### Task to complete
Copy all entries without alteration and skip the pictures they hold.

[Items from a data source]
* * *

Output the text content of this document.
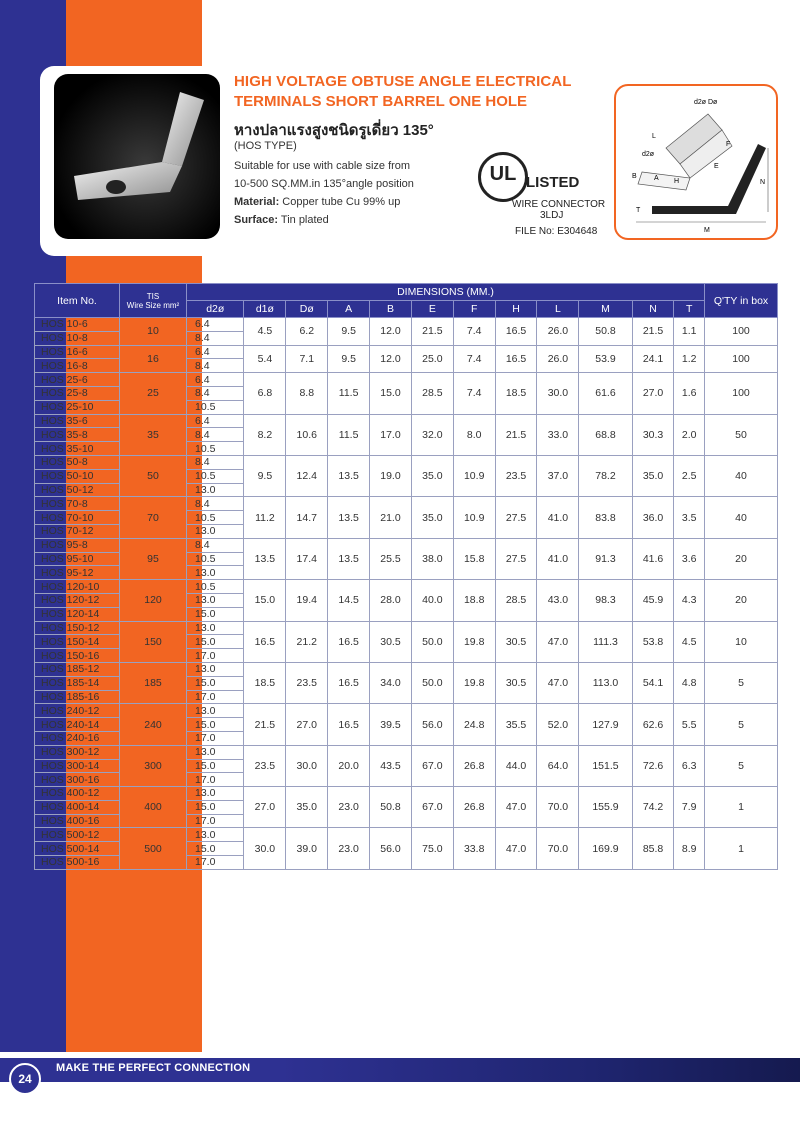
HIGH VOLTAGE OBTUSE ANGLE ELECTRICAL
TERMINALS SHORT BARREL ONE HOLE
หางปลาแรงสูงชนิดรูเดี่ยว 135°
(HOS TYPE)
Suitable for use with cable size from
10-500 SQ.MM.in 135°angle position
Material: Copper tube Cu 99% up
Surface: Tin plated
UL LISTED
WIRE CONNECTOR
3LDJ
FILE No: E304648
d2ø Dø
L
d2ø
B A H
E
F
N
T
M
Item No.	TIS
Wire Size mm²	DIMENSIONS (MM.)												Q'TY in box
		d2ø	d1ø	Dø	A	B	E	F	H	L	M	N	T	
HOS 10-6	10	6.4	4.5	6.2	9.5	12.0	21.5	7.4	16.5	26.0	50.8	21.5	1.1	100
HOS 10-8		8.4												
HOS 16-6	16	6.4	5.4	7.1	9.5	12.0	25.0	7.4	16.5	26.0	53.9	24.1	1.2	100
HOS 16-8		8.4												
HOS 25-6	25	6.4	6.8	8.8	11.5	15.0	28.5	7.4	18.5	30.0	61.6	27.0	1.6	100
HOS 25-8		8.4												
HOS 25-10		10.5												
HOS 35-6	35	6.4	8.2	10.6	11.5	17.0	32.0	8.0	21.5	33.0	68.8	30.3	2.0	50
HOS 35-8		8.4												
HOS 35-10		10.5												
HOS 50-8	50	8.4	9.5	12.4	13.5	19.0	35.0	10.9	23.5	37.0	78.2	35.0	2.5	40
HOS 50-10		10.5												
HOS 50-12		13.0												
HOS 70-8	70	8.4	11.2	14.7	13.5	21.0	35.0	10.9	27.5	41.0	83.8	36.0	3.5	40
HOS 70-10		10.5												
HOS 70-12		13.0												
HOS 95-8	95	8.4	13.5	17.4	13.5	25.5	38.0	15.8	27.5	41.0	91.3	41.6	3.6	20
HOS 95-10		10.5												
HOS 95-12		13.0												
HOS 120-10	120	10.5	15.0	19.4	14.5	28.0	40.0	18.8	28.5	43.0	98.3	45.9	4.3	20
HOS 120-12		13.0												
HOS 120-14		15.0												
HOS 150-12	150	13.0	16.5	21.2	16.5	30.5	50.0	19.8	30.5	47.0	111.3	53.8	4.5	10
HOS 150-14		15.0												
HOS 150-16		17.0												
HOS 185-12	185	13.0	18.5	23.5	16.5	34.0	50.0	19.8	30.5	47.0	113.0	54.1	4.8	5
HOS 185-14		15.0												
HOS 185-16		17.0												
HOS 240-12	240	13.0	21.5	27.0	16.5	39.5	56.0	24.8	35.5	52.0	127.9	62.6	5.5	5
HOS 240-14		15.0												
HOS 240-16		17.0												
HOS 300-12	300	13.0	23.5	30.0	20.0	43.5	67.0	26.8	44.0	64.0	151.5	72.6	6.3	5
HOS 300-14		15.0												
HOS 300-16		17.0												
HOS 400-12	400	13.0	27.0	35.0	23.0	50.8	67.0	26.8	47.0	70.0	155.9	74.2	7.9	1
HOS 400-14		15.0												
HOS 400-16		17.0												
HOS 500-12	500	13.0	30.0	39.0	23.0	56.0	75.0	33.8	47.0	70.0	169.9	85.8	8.9	1
HOS 500-14		15.0												
HOS 500-16		17.0												
24
MAKE THE PERFECT CONNECTION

* * *

### Written answer
Output the text content of this document.
HIGH VOLTAGE OBTUSE ANGLE ELECTRICAL
TERMINALS SHORT BARREL ONE HOLE
หางปลาแรงสูงชนิดรูเดี่ยว 135°
(HOS TYPE)
Suitable for use with cable size from
10-500 SQ.MM.in 135°angle position
Material: Copper tube Cu 99% up
Surface: Tin plated
UL LISTED
WIRE CONNECTOR
3LDJ
FILE No: E304648
d2ø Dø
L
d2ø
B A H
E
F
N
T
M
Item No.	TIS
Wire Size mm²	DIMENSIONS (MM.)												Q'TY in box
		d2ø	d1ø	Dø	A	B	E	F	H	L	M	N	T	
HOS 10-6	10	6.4	4.5	6.2	9.5	12.0	21.5	7.4	16.5	26.0	50.8	21.5	1.1	100
HOS 10-8		8.4												
HOS 16-6	16	6.4	5.4	7.1	9.5	12.0	25.0	7.4	16.5	26.0	53.9	24.1	1.2	100
HOS 16-8		8.4												
HOS 25-6	25	6.4	6.8	8.8	11.5	15.0	28.5	7.4	18.5	30.0	61.6	27.0	1.6	100
HOS 25-8		8.4												
HOS 25-10		10.5												
HOS 35-6	35	6.4	8.2	10.6	11.5	17.0	32.0	8.0	21.5	33.0	68.8	30.3	2.0	50
HOS 35-8		8.4												
HOS 35-10		10.5												
HOS 50-8	50	8.4	9.5	12.4	13.5	19.0	35.0	10.9	23.5	37.0	78.2	35.0	2.5	40
HOS 50-10		10.5												
HOS 50-12		13.0												
HOS 70-8	70	8.4	11.2	14.7	13.5	21.0	35.0	10.9	27.5	41.0	83.8	36.0	3.5	40
HOS 70-10		10.5												
HOS 70-12		13.0												
HOS 95-8	95	8.4	13.5	17.4	13.5	25.5	38.0	15.8	27.5	41.0	91.3	41.6	3.6	20
HOS 95-10		10.5												
HOS 95-12		13.0												
HOS 120-10	120	10.5	15.0	19.4	14.5	28.0	40.0	18.8	28.5	43.0	98.3	45.9	4.3	20
HOS 120-12		13.0												
HOS 120-14		15.0												
HOS 150-12	150	13.0	16.5	21.2	16.5	30.5	50.0	19.8	30.5	47.0	111.3	53.8	4.5	10
HOS 150-14		15.0												
HOS 150-16		17.0												
HOS 185-12	185	13.0	18.5	23.5	16.5	34.0	50.0	19.8	30.5	47.0	113.0	54.1	4.8	5
HOS 185-14		15.0												
HOS 185-16		17.0												
HOS 240-12	240	13.0	21.5	27.0	16.5	39.5	56.0	24.8	35.5	52.0	127.9	62.6	5.5	5
HOS 240-14		15.0												
HOS 240-16		17.0												
HOS 300-12	300	13.0	23.5	30.0	20.0	43.5	67.0	26.8	44.0	64.0	151.5	72.6	6.3	5
HOS 300-14		15.0												
HOS 300-16		17.0												
HOS 400-12	400	13.0	27.0	35.0	23.0	50.8	67.0	26.8	47.0	70.0	155.9	74.2	7.9	1
HOS 400-14		15.0												
HOS 400-16		17.0												
HOS 500-12	500	13.0	30.0	39.0	23.0	56.0	75.0	33.8	47.0	70.0	169.9	85.8	8.9	1
HOS 500-14		15.0												
HOS 500-16		17.0												
24
MAKE THE PERFECT CONNECTION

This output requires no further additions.